What to do | Reproduce every one of the following rows line for line, with no changes.

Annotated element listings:
────
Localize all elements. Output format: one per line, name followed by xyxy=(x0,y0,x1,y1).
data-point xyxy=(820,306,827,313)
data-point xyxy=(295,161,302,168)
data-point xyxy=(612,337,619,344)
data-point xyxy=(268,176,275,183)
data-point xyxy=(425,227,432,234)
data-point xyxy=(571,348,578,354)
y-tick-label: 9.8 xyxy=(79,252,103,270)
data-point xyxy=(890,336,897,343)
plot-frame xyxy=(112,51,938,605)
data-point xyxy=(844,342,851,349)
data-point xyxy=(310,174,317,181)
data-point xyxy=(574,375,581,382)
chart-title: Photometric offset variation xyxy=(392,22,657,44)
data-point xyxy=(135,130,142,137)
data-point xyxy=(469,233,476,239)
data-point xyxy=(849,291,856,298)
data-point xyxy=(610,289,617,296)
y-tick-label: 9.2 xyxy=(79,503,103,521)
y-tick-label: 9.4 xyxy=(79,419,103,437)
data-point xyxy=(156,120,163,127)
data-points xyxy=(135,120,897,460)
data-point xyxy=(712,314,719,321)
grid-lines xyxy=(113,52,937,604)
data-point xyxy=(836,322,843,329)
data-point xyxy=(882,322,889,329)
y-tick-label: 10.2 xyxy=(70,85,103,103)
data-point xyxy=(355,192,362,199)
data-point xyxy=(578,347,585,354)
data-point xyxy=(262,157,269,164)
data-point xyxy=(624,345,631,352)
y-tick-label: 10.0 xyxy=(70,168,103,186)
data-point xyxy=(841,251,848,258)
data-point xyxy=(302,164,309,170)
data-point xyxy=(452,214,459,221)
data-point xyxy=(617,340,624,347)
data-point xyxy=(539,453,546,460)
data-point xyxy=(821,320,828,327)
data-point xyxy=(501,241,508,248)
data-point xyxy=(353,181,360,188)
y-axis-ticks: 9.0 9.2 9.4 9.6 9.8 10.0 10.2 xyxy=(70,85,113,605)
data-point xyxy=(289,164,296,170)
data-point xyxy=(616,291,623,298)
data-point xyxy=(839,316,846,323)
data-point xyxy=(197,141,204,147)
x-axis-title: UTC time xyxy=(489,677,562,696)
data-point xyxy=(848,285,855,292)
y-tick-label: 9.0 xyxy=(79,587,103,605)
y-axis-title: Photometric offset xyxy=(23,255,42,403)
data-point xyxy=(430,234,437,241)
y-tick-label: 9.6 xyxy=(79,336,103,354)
────
Written answer |
Localize all elements. Output format: one per line, name followed by xyxy=(x0,y0,x1,y1).
data-point xyxy=(820,306,827,313)
data-point xyxy=(295,161,302,168)
data-point xyxy=(612,337,619,344)
data-point xyxy=(268,176,275,183)
data-point xyxy=(425,227,432,234)
data-point xyxy=(571,348,578,354)
y-tick-label: 9.8 xyxy=(79,252,103,270)
data-point xyxy=(890,336,897,343)
plot-frame xyxy=(112,51,938,605)
data-point xyxy=(844,342,851,349)
data-point xyxy=(310,174,317,181)
data-point xyxy=(574,375,581,382)
chart-title: Photometric offset variation xyxy=(392,22,657,44)
data-point xyxy=(135,130,142,137)
data-point xyxy=(469,233,476,239)
data-point xyxy=(849,291,856,298)
data-point xyxy=(610,289,617,296)
y-tick-label: 9.2 xyxy=(79,503,103,521)
y-tick-label: 9.4 xyxy=(79,419,103,437)
data-point xyxy=(156,120,163,127)
data-points xyxy=(135,120,897,460)
data-point xyxy=(712,314,719,321)
grid-lines xyxy=(113,52,937,604)
data-point xyxy=(836,322,843,329)
data-point xyxy=(882,322,889,329)
y-tick-label: 10.2 xyxy=(70,85,103,103)
data-point xyxy=(355,192,362,199)
data-point xyxy=(578,347,585,354)
data-point xyxy=(262,157,269,164)
data-point xyxy=(624,345,631,352)
y-tick-label: 10.0 xyxy=(70,168,103,186)
data-point xyxy=(841,251,848,258)
data-point xyxy=(302,164,309,170)
data-point xyxy=(452,214,459,221)
data-point xyxy=(617,340,624,347)
data-point xyxy=(539,453,546,460)
data-point xyxy=(821,320,828,327)
data-point xyxy=(501,241,508,248)
data-point xyxy=(353,181,360,188)
y-axis-ticks: 9.0 9.2 9.4 9.6 9.8 10.0 10.2 xyxy=(70,85,113,605)
data-point xyxy=(289,164,296,170)
data-point xyxy=(616,291,623,298)
data-point xyxy=(839,316,846,323)
data-point xyxy=(197,141,204,147)
x-axis-title: UTC time xyxy=(489,677,562,696)
data-point xyxy=(848,285,855,292)
y-tick-label: 9.0 xyxy=(79,587,103,605)
y-axis-title: Photometric offset xyxy=(23,255,42,403)
data-point xyxy=(430,234,437,241)
y-tick-label: 9.6 xyxy=(79,336,103,354)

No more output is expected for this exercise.